Extrait source:
Mars 1928, Roger Gonthier et sa famille emménagèrent  dans leur villa «Grosse Terre» grâce à la diligence et à l’endurance d’Augustin Billon et de ses fils, Maximilien et Raymond. N’avaient- ils pas dû réceptionner en gare de Croix de Vie des tonnes de ciment expédiées par Roger Gonthier ? Ils eurent aussi à se charger d’entreposer les meubles de la villa jusqu’à l’emménagement. Des photos montrent un élégant salon de lecture en mezzanine, baigné de lumière et bordé d’une remarquable balustrade en fer forgé, le tout surplombant un salon meublé de fauteuils de cuir confortables répartis autour d’une cheminée au foyer en plein cintre, le tout dans le goût des
années 30.

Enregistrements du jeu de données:
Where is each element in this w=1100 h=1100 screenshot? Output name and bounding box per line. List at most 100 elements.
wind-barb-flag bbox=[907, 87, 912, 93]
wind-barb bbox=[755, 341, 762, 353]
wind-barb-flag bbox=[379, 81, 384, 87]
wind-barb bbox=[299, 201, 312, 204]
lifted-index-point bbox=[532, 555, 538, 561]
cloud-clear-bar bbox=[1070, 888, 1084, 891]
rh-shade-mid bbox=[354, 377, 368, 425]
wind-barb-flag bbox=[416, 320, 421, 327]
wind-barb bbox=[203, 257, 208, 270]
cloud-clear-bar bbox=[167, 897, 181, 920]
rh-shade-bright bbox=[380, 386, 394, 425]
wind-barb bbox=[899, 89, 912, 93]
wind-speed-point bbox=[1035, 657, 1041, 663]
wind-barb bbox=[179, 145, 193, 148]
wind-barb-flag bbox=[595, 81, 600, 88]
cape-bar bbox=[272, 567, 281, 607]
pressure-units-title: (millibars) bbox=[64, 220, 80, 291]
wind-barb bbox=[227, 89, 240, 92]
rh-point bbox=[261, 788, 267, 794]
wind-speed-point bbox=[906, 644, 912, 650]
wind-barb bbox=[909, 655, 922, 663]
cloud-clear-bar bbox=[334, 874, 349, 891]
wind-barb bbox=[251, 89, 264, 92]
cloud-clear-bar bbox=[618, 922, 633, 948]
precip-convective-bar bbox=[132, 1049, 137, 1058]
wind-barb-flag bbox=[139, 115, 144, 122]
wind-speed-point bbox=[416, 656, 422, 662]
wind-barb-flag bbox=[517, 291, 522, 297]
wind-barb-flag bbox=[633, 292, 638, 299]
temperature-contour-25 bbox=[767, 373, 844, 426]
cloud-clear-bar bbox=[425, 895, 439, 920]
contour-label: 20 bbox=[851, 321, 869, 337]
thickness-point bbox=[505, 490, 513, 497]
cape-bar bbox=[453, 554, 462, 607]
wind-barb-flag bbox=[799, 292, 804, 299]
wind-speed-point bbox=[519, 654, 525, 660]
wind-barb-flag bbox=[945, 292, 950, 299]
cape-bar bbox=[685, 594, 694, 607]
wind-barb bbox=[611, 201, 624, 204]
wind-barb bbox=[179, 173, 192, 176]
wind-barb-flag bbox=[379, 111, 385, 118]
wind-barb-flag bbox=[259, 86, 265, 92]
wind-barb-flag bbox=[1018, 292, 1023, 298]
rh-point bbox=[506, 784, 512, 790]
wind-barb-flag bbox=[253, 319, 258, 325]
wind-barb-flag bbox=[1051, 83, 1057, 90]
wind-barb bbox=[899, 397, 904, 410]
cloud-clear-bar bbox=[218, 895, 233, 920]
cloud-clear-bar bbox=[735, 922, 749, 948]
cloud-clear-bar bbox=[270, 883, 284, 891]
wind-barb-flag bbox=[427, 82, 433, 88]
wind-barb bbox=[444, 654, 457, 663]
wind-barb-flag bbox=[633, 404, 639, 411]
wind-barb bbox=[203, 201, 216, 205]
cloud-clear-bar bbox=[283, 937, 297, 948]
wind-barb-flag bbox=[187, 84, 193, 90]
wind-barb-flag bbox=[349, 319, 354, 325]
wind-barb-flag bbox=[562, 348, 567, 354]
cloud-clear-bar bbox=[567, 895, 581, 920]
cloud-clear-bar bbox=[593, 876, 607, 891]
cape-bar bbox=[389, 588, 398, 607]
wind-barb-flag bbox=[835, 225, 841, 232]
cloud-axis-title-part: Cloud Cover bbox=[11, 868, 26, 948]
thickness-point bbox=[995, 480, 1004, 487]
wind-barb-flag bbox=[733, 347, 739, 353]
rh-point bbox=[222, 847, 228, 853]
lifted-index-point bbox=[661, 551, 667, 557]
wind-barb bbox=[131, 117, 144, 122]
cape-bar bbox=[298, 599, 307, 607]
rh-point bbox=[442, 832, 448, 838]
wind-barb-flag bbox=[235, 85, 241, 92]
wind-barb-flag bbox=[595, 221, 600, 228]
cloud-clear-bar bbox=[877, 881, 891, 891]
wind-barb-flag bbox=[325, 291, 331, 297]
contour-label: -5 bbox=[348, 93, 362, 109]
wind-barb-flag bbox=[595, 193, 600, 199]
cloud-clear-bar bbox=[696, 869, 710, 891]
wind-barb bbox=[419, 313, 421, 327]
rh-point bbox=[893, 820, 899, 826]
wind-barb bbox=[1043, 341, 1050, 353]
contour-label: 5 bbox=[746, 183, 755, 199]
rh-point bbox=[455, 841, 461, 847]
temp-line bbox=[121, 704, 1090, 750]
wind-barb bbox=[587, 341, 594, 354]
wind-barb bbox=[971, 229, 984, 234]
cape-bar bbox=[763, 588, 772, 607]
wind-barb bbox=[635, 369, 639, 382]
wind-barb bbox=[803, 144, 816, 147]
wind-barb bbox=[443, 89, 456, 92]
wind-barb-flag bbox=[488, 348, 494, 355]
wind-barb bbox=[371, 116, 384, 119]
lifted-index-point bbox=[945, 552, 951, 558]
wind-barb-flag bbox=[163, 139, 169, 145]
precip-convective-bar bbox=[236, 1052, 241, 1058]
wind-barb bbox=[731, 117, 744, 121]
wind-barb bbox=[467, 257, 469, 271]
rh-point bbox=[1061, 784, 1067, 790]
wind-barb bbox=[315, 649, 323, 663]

Série de consignes:
**a.** Indiquez le mois et l'année où Roger Gonthier et sa famille s'installèrent dans la villa, d'après l'extrait sur la villa «Grosse Terre».
**b.** Poursuivez l'extrait sur la villa «Grosse Terre» à partir de sa dernière phrase.
Ces enregistrements n'ont aucun rapport avec l'extrait.

Résultats attendus:
**a.** En mars 1928.

**b.**
L’histoire de la vie de la villa ne faisait que commencer. Les aménagements se poursuivront à l’initiative de Roger Gonthier jusqu’au 24 juin 1940, date du déménagement de la famille Gonthier à la villa «L’Abri Côtier», quelques centaines de mètres plus loin. «Grosse Terre» venait  d’être   réquisitionnée par l’occupant, interdisant illico à la population d’approcher de la corniche et de pêcher sur l’estran, tous les vendredis, jour de leur entraînement au tir à la mitrailleuse sur Pil’ Hours où ils avaient fiché une cible. Pendant toutes ces années, la famille Gonthier assista impuissante aux dégâts que l’occupant, puis des gestes de revanche infligèrent à la villa. La lecture de la correspondance que  Roger Gonthier échangea avec Augustin Billon donne à penser qu’il eut droit à des dommages de guerre mais le charme était rompu. Roger Gonthier vendit «Grosse  Terre»   en 1945 au Dr Joseph Buet qui en fit  sa résidence principale, confiant à l’entreprise Billon des aménagements  réalisés jusqu’en 1947. Toutefois Roger Gonthier ne quitta pas facilement  «Grosse Terre». Il obtint du Dr Buet de jouir de la maison du gardien pendant 4 ans après la vente et d’y entreposer du mobilier. La mairie de Saint Hilaire de Riez a préempté la villa «Grosse Terre» en 2009 et décidé de lui offrir une nouvelle vie au service des amoureux de la corniche et de la villa, dans le cadre de programmes d’actions culturelles ouverts à tous.

Carte de grosse terre

Carte de grosse terre

Michelle Boulègue

Sources :
- Les archives personnelles de Monsieur Alexandre Billon, architecte du patrimoine, Saint Gilles Croix de Vie.
- Drac de Poitou Charente ; extraits de l’étude «entre rêve et réalité, architecture et urbanisme à Limoges depuis la Révolution» par S .Capot et B.Sardin. Limoges 2005.
- Histoire d’une gare : Limoges par R. Brissaud et P. Plas.2008.
- Entretien   avec   Roger   Jousseaume,    archéologue, chercheur au CNRS.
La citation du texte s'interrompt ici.